- **Short task**:
Write every record out again exactly, and keep images out of it.

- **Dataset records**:

-*-

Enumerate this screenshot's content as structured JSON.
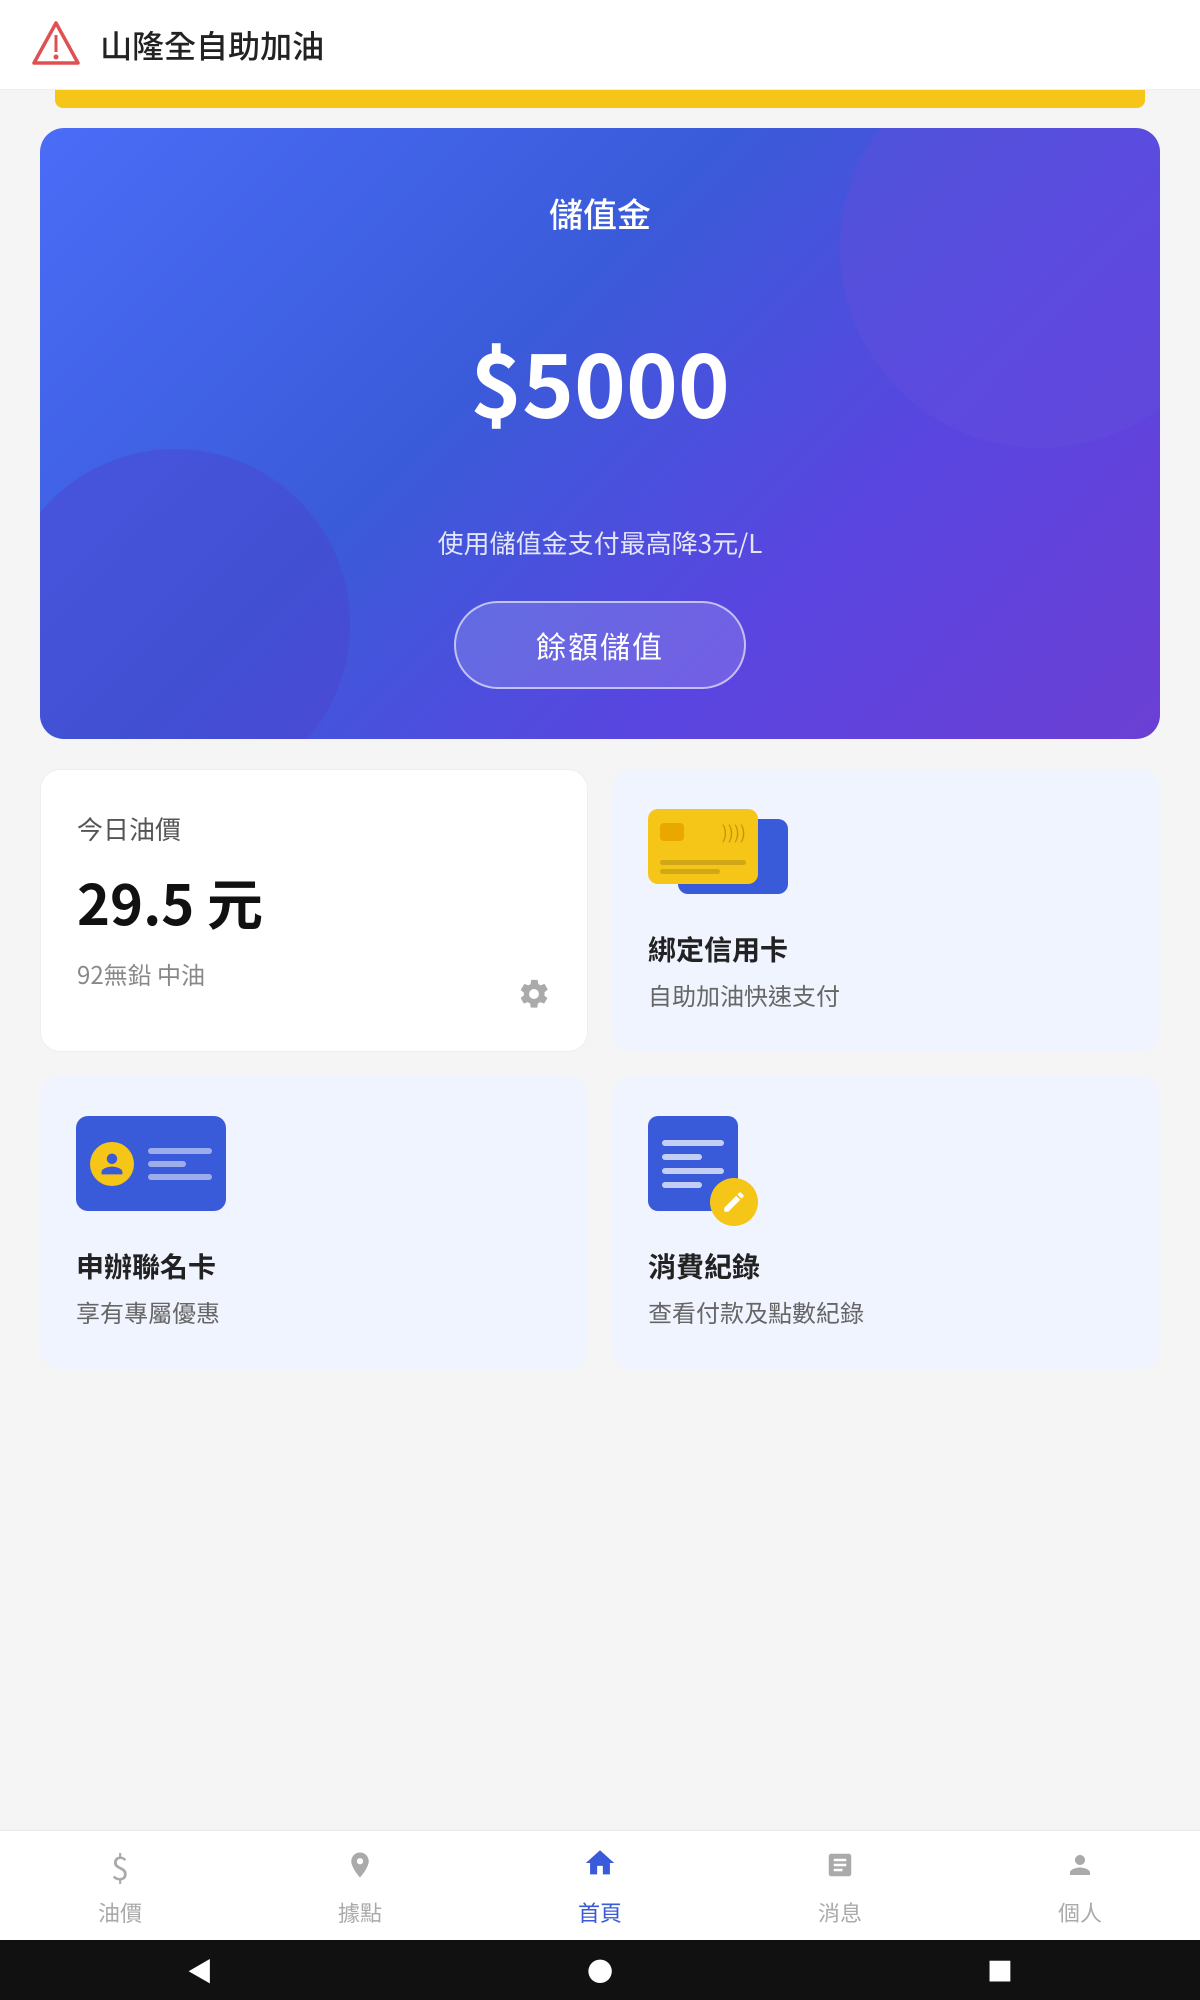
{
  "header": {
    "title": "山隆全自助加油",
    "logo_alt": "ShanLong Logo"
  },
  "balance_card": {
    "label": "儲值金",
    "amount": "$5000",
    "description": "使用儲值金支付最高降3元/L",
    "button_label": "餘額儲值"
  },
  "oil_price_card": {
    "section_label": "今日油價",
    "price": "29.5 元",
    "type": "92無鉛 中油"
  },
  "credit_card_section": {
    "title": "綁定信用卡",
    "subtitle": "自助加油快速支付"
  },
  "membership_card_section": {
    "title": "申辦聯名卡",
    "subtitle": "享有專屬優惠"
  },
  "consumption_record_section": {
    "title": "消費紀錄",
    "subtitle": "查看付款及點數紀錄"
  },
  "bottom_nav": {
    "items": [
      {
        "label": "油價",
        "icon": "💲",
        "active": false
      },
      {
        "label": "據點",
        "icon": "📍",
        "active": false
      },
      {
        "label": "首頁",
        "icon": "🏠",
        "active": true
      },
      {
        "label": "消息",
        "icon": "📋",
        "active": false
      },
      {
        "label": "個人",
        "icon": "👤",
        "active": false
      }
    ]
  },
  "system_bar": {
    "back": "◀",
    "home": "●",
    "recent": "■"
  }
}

-*-

- **The completed task**:
Enumerate this screenshot's content as structured JSON.
{
  "header": {
    "title": "山隆全自助加油",
    "logo_alt": "ShanLong Logo"
  },
  "balance_card": {
    "label": "儲值金",
    "amount": "$5000",
    "description": "使用儲值金支付最高降3元/L",
    "button_label": "餘額儲值"
  },
  "oil_price_card": {
    "section_label": "今日油價",
    "price": "29.5 元",
    "type": "92無鉛 中油"
  },
  "credit_card_section": {
    "title": "綁定信用卡",
    "subtitle": "自助加油快速支付"
  },
  "membership_card_section": {
    "title": "申辦聯名卡",
    "subtitle": "享有專屬優惠"
  },
  "consumption_record_section": {
    "title": "消費紀錄",
    "subtitle": "查看付款及點數紀錄"
  },
  "bottom_nav": {
    "items": [
      {
        "label": "油價",
        "icon": "💲",
        "active": false
      },
      {
        "label": "據點",
        "icon": "📍",
        "active": false
      },
      {
        "label": "首頁",
        "icon": "🏠",
        "active": true
      },
      {
        "label": "消息",
        "icon": "📋",
        "active": false
      },
      {
        "label": "個人",
        "icon": "👤",
        "active": false
      }
    ]
  },
  "system_bar": {
    "back": "◀",
    "home": "●",
    "recent": "■"
  }
}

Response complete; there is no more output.